- [EXERCISE]:
Reproduce the material word for word; the images stay out.

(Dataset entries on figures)
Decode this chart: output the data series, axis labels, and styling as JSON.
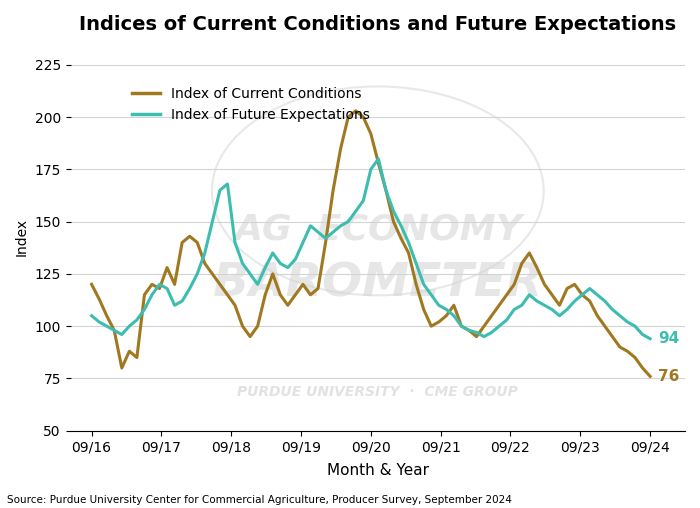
{
  "title": "Indices of Current Conditions and Future Expectations",
  "xlabel": "Month & Year",
  "ylabel": "Index",
  "source": "Source: Purdue University Center for Commercial Agriculture, Producer Survey, September 2024",
  "ylim": [
    50,
    235
  ],
  "yticks": [
    50,
    75,
    100,
    125,
    150,
    175,
    200,
    225
  ],
  "color_current": "#A07820",
  "color_future": "#3DBDB0",
  "end_label_current": "76",
  "end_label_future": "94",
  "watermark_line1": "AG  ECONOMY",
  "watermark_line2": "BAROMETER",
  "watermark_line3": "PURDUE UNIVERSITY  ·  CME GROUP",
  "xtick_labels": [
    "09/16",
    "09/17",
    "09/18",
    "09/19",
    "09/20",
    "09/21",
    "09/22",
    "09/23",
    "09/24"
  ],
  "current_conditions": [
    120,
    113,
    105,
    98,
    80,
    88,
    85,
    115,
    120,
    118,
    128,
    120,
    140,
    143,
    140,
    130,
    125,
    120,
    115,
    110,
    100,
    95,
    100,
    115,
    125,
    115,
    110,
    115,
    120,
    115,
    118,
    140,
    165,
    185,
    200,
    203,
    200,
    192,
    178,
    165,
    150,
    142,
    135,
    120,
    108,
    100,
    102,
    105,
    110,
    100,
    98,
    95,
    100,
    105,
    110,
    115,
    120,
    130,
    135,
    128,
    120,
    115,
    110,
    118,
    120,
    115,
    112,
    105,
    100,
    95,
    90,
    88,
    85,
    80,
    76
  ],
  "future_expectations": [
    105,
    102,
    100,
    98,
    96,
    100,
    103,
    108,
    115,
    120,
    118,
    110,
    112,
    118,
    125,
    135,
    150,
    165,
    168,
    140,
    130,
    125,
    120,
    128,
    135,
    130,
    128,
    132,
    140,
    148,
    145,
    142,
    145,
    148,
    150,
    155,
    160,
    175,
    180,
    165,
    155,
    148,
    140,
    130,
    120,
    115,
    110,
    108,
    105,
    100,
    98,
    97,
    95,
    97,
    100,
    103,
    108,
    110,
    115,
    112,
    110,
    108,
    105,
    108,
    112,
    115,
    118,
    115,
    112,
    108,
    105,
    102,
    100,
    96,
    94
  ]
}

- [RESULT FOR THIS TASK]:
Decode this chart: output the data series, axis labels, and styling as JSON.
{
  "title": "Indices of Current Conditions and Future Expectations",
  "xlabel": "Month & Year",
  "ylabel": "Index",
  "source": "Source: Purdue University Center for Commercial Agriculture, Producer Survey, September 2024",
  "ylim": [
    50,
    235
  ],
  "yticks": [
    50,
    75,
    100,
    125,
    150,
    175,
    200,
    225
  ],
  "color_current": "#A07820",
  "color_future": "#3DBDB0",
  "end_label_current": "76",
  "end_label_future": "94",
  "watermark_line1": "AG  ECONOMY",
  "watermark_line2": "BAROMETER",
  "watermark_line3": "PURDUE UNIVERSITY  ·  CME GROUP",
  "xtick_labels": [
    "09/16",
    "09/17",
    "09/18",
    "09/19",
    "09/20",
    "09/21",
    "09/22",
    "09/23",
    "09/24"
  ],
  "current_conditions": [
    120,
    113,
    105,
    98,
    80,
    88,
    85,
    115,
    120,
    118,
    128,
    120,
    140,
    143,
    140,
    130,
    125,
    120,
    115,
    110,
    100,
    95,
    100,
    115,
    125,
    115,
    110,
    115,
    120,
    115,
    118,
    140,
    165,
    185,
    200,
    203,
    200,
    192,
    178,
    165,
    150,
    142,
    135,
    120,
    108,
    100,
    102,
    105,
    110,
    100,
    98,
    95,
    100,
    105,
    110,
    115,
    120,
    130,
    135,
    128,
    120,
    115,
    110,
    118,
    120,
    115,
    112,
    105,
    100,
    95,
    90,
    88,
    85,
    80,
    76
  ],
  "future_expectations": [
    105,
    102,
    100,
    98,
    96,
    100,
    103,
    108,
    115,
    120,
    118,
    110,
    112,
    118,
    125,
    135,
    150,
    165,
    168,
    140,
    130,
    125,
    120,
    128,
    135,
    130,
    128,
    132,
    140,
    148,
    145,
    142,
    145,
    148,
    150,
    155,
    160,
    175,
    180,
    165,
    155,
    148,
    140,
    130,
    120,
    115,
    110,
    108,
    105,
    100,
    98,
    97,
    95,
    97,
    100,
    103,
    108,
    110,
    115,
    112,
    110,
    108,
    105,
    108,
    112,
    115,
    118,
    115,
    112,
    108,
    105,
    102,
    100,
    96,
    94
  ]
}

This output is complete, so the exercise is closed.